# Instructions for the task
Output all of the data below exactly as given.

# Input for this task

--------------------------------

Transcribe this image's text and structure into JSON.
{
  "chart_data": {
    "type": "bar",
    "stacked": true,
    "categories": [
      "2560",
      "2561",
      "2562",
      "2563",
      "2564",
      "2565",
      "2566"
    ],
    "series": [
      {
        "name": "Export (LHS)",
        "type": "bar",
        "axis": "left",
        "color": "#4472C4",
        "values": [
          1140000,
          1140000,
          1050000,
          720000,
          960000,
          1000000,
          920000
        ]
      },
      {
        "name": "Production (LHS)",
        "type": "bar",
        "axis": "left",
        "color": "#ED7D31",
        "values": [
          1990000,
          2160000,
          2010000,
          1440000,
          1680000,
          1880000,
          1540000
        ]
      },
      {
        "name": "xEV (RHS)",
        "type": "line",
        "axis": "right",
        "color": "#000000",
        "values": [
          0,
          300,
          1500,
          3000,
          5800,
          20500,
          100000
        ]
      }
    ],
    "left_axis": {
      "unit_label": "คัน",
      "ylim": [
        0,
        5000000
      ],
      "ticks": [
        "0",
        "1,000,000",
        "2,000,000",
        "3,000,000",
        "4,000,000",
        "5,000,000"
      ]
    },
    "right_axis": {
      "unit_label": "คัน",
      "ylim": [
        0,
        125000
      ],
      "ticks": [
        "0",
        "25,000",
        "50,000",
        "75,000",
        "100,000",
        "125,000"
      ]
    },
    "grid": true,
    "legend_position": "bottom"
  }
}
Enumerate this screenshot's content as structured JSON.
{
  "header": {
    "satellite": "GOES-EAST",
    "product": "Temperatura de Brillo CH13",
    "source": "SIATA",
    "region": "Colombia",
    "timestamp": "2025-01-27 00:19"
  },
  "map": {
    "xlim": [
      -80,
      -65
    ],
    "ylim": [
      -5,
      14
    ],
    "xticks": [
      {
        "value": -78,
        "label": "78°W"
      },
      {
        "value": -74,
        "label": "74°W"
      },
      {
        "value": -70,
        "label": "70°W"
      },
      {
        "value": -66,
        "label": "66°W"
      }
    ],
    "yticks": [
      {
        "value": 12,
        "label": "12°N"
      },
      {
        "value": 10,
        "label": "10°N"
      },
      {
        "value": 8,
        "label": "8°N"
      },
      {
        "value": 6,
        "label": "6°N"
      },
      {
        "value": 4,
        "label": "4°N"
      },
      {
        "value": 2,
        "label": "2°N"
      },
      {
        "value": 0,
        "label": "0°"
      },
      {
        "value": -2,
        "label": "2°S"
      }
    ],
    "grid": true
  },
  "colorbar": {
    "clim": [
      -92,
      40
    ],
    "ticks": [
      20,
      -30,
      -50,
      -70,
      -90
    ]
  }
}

--------------------------------

# Exercise result
Transcribe this image's text and structure into JSON.
{
  "chart_data": {
    "type": "bar",
    "stacked": true,
    "categories": [
      "2560",
      "2561",
      "2562",
      "2563",
      "2564",
      "2565",
      "2566"
    ],
    "series": [
      {
        "name": "Export (LHS)",
        "type": "bar",
        "axis": "left",
        "color": "#4472C4",
        "values": [
          1140000,
          1140000,
          1050000,
          720000,
          960000,
          1000000,
          920000
        ]
      },
      {
        "name": "Production (LHS)",
        "type": "bar",
        "axis": "left",
        "color": "#ED7D31",
        "values": [
          1990000,
          2160000,
          2010000,
          1440000,
          1680000,
          1880000,
          1540000
        ]
      },
      {
        "name": "xEV (RHS)",
        "type": "line",
        "axis": "right",
        "color": "#000000",
        "values": [
          0,
          300,
          1500,
          3000,
          5800,
          20500,
          100000
        ]
      }
    ],
    "left_axis": {
      "unit_label": "คัน",
      "ylim": [
        0,
        5000000
      ],
      "ticks": [
        "0",
        "1,000,000",
        "2,000,000",
        "3,000,000",
        "4,000,000",
        "5,000,000"
      ]
    },
    "right_axis": {
      "unit_label": "คัน",
      "ylim": [
        0,
        125000
      ],
      "ticks": [
        "0",
        "25,000",
        "50,000",
        "75,000",
        "100,000",
        "125,000"
      ]
    },
    "grid": true,
    "legend_position": "bottom"
  }
}
Enumerate this screenshot's content as structured JSON.
{
  "header": {
    "satellite": "GOES-EAST",
    "product": "Temperatura de Brillo CH13",
    "source": "SIATA",
    "region": "Colombia",
    "timestamp": "2025-01-27 00:19"
  },
  "map": {
    "xlim": [
      -80,
      -65
    ],
    "ylim": [
      -5,
      14
    ],
    "xticks": [
      {
        "value": -78,
        "label": "78°W"
      },
      {
        "value": -74,
        "label": "74°W"
      },
      {
        "value": -70,
        "label": "70°W"
      },
      {
        "value": -66,
        "label": "66°W"
      }
    ],
    "yticks": [
      {
        "value": 12,
        "label": "12°N"
      },
      {
        "value": 10,
        "label": "10°N"
      },
      {
        "value": 8,
        "label": "8°N"
      },
      {
        "value": 6,
        "label": "6°N"
      },
      {
        "value": 4,
        "label": "4°N"
      },
      {
        "value": 2,
        "label": "2°N"
      },
      {
        "value": 0,
        "label": "0°"
      },
      {
        "value": -2,
        "label": "2°S"
      }
    ],
    "grid": true
  },
  "colorbar": {
    "clim": [
      -92,
      40
    ],
    "ticks": [
      20,
      -30,
      -50,
      -70,
      -90
    ]
  }
}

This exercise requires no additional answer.